Entries supplied:
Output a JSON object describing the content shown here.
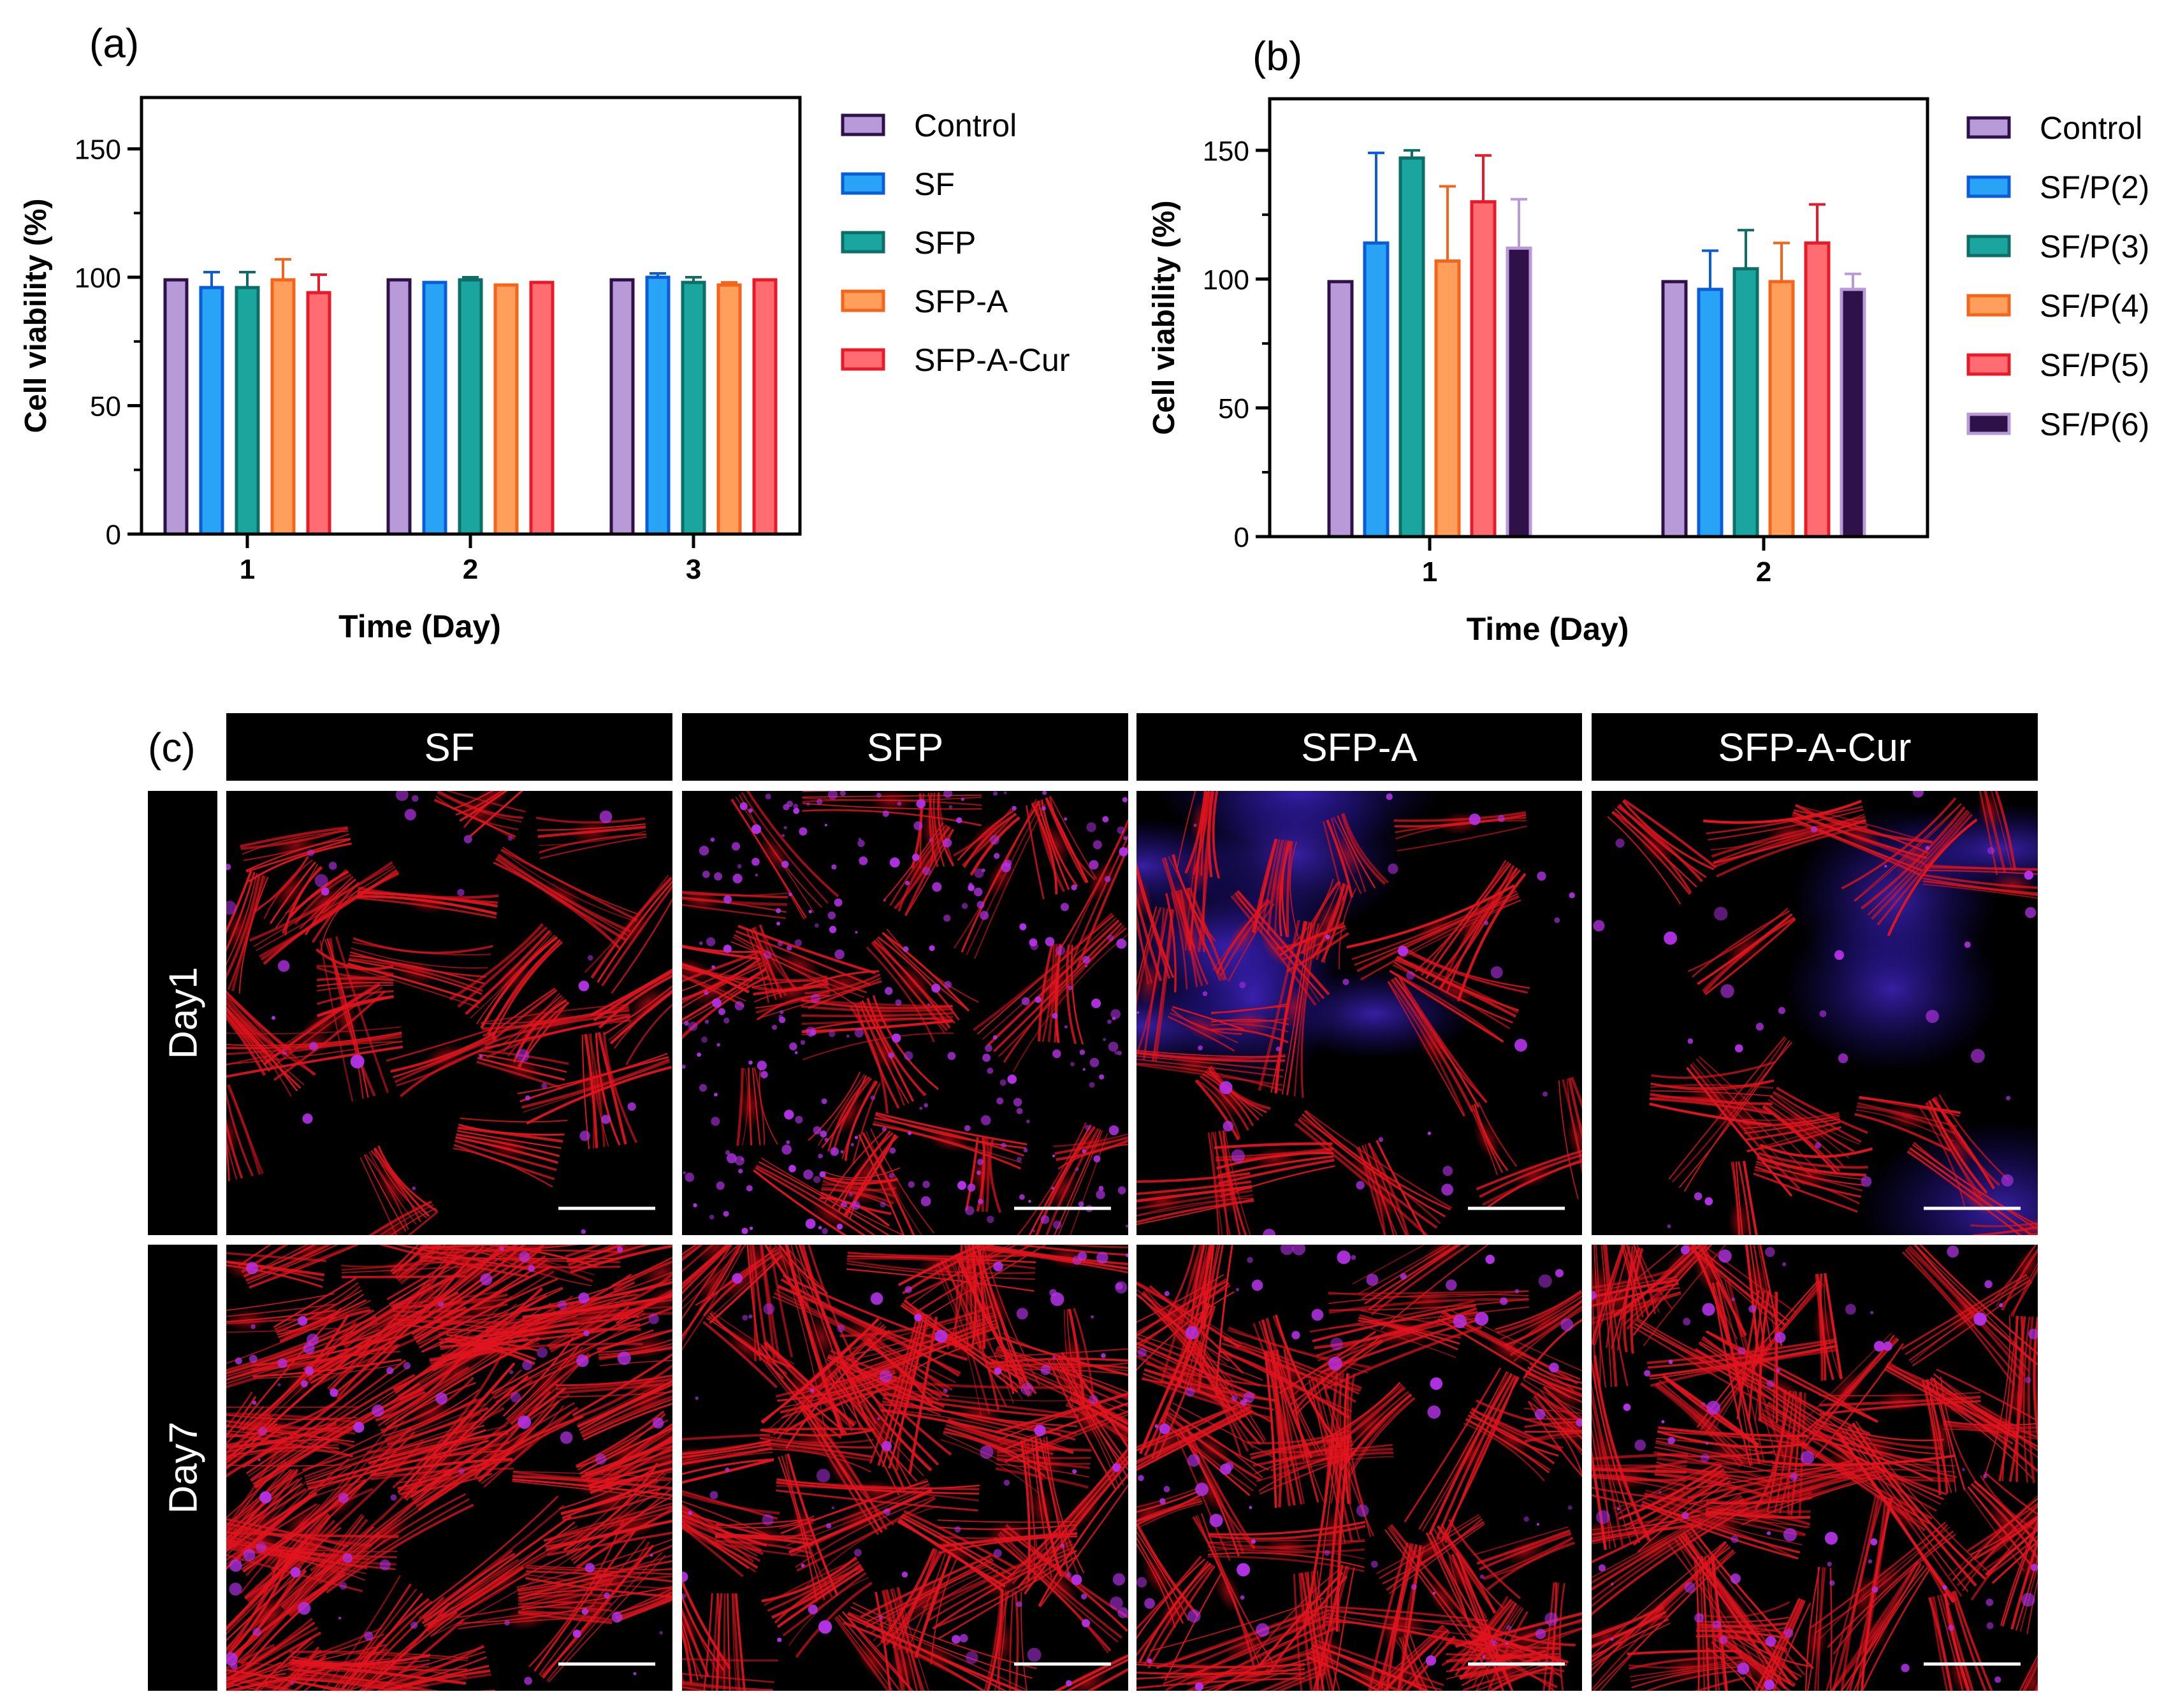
{
  "panel_labels": {
    "a": "(a)",
    "b": "(b)",
    "c": "(c)"
  },
  "chart_data": [
    {
      "type": "bar",
      "panel": "a",
      "title": "",
      "xlabel": "Time (Day)",
      "ylabel": "Cell viability (%)",
      "ylim": [
        0,
        170
      ],
      "yticks": [
        0,
        50,
        100,
        150
      ],
      "categories": [
        "1",
        "2",
        "3"
      ],
      "legend_position": "right",
      "series": [
        {
          "name": "Control",
          "values": [
            99,
            99,
            99
          ],
          "errors": [
            0,
            0,
            0
          ],
          "color": "#b89ad8",
          "edge": "#2d1148"
        },
        {
          "name": "SF",
          "values": [
            96,
            98,
            100
          ],
          "errors": [
            6,
            0,
            1.5
          ],
          "color": "#29a3f5",
          "edge": "#0a5cd9"
        },
        {
          "name": "SFP",
          "values": [
            96,
            99,
            98
          ],
          "errors": [
            6,
            1,
            2
          ],
          "color": "#1aa59e",
          "edge": "#0d6e68"
        },
        {
          "name": "SFP-A",
          "values": [
            99,
            97,
            97
          ],
          "errors": [
            8,
            0,
            1
          ],
          "color": "#ff9f5b",
          "edge": "#f5641a"
        },
        {
          "name": "SFP-A-Cur",
          "values": [
            94,
            98,
            99
          ],
          "errors": [
            7,
            0,
            0
          ],
          "color": "#ff6d73",
          "edge": "#e81a2a"
        }
      ]
    },
    {
      "type": "bar",
      "panel": "b",
      "title": "",
      "xlabel": "Time (Day)",
      "ylabel": "Cell viability (%)",
      "ylim": [
        0,
        170
      ],
      "yticks": [
        0,
        50,
        100,
        150
      ],
      "categories": [
        "1",
        "2"
      ],
      "legend_position": "right",
      "series": [
        {
          "name": "Control",
          "values": [
            99,
            99
          ],
          "errors": [
            0,
            0
          ],
          "color": "#b89ad8",
          "edge": "#2d1148"
        },
        {
          "name": "SF/P(2)",
          "values": [
            114,
            96
          ],
          "errors": [
            35,
            15
          ],
          "color": "#29a3f5",
          "edge": "#0a5cd9"
        },
        {
          "name": "SF/P(3)",
          "values": [
            147,
            104
          ],
          "errors": [
            3,
            15
          ],
          "color": "#1aa59e",
          "edge": "#0d6e68"
        },
        {
          "name": "SF/P(4)",
          "values": [
            107,
            99
          ],
          "errors": [
            29,
            15
          ],
          "color": "#ff9f5b",
          "edge": "#f5641a"
        },
        {
          "name": "SF/P(5)",
          "values": [
            130,
            114
          ],
          "errors": [
            18,
            15
          ],
          "color": "#ff6d73",
          "edge": "#e81a2a"
        },
        {
          "name": "SF/P(6)",
          "values": [
            112,
            96
          ],
          "errors": [
            19,
            6
          ],
          "color": "#2d1148",
          "edge": "#b89ad8"
        }
      ]
    }
  ],
  "micrographs": {
    "columns": [
      "SF",
      "SFP",
      "SFP-A",
      "SFP-A-Cur"
    ],
    "rows": [
      "Day1",
      "Day7"
    ]
  },
  "colors": {
    "actin": "#e0141e",
    "nuclei": "#b432e6",
    "background": "#000000"
  }
}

Written instruction:
Read the lines above. Gather those in which the string "name" is found.

Response to this exercise:
          "name": "Control",
          "name": "SF",
          "name": "SFP",
          "name": "SFP-A",
          "name": "SFP-A-Cur",
          "name": "Control",
          "name": "SF/P(2)",
          "name": "SF/P(3)",
          "name": "SF/P(4)",
          "name": "SF/P(5)",
          "name": "SF/P(6)",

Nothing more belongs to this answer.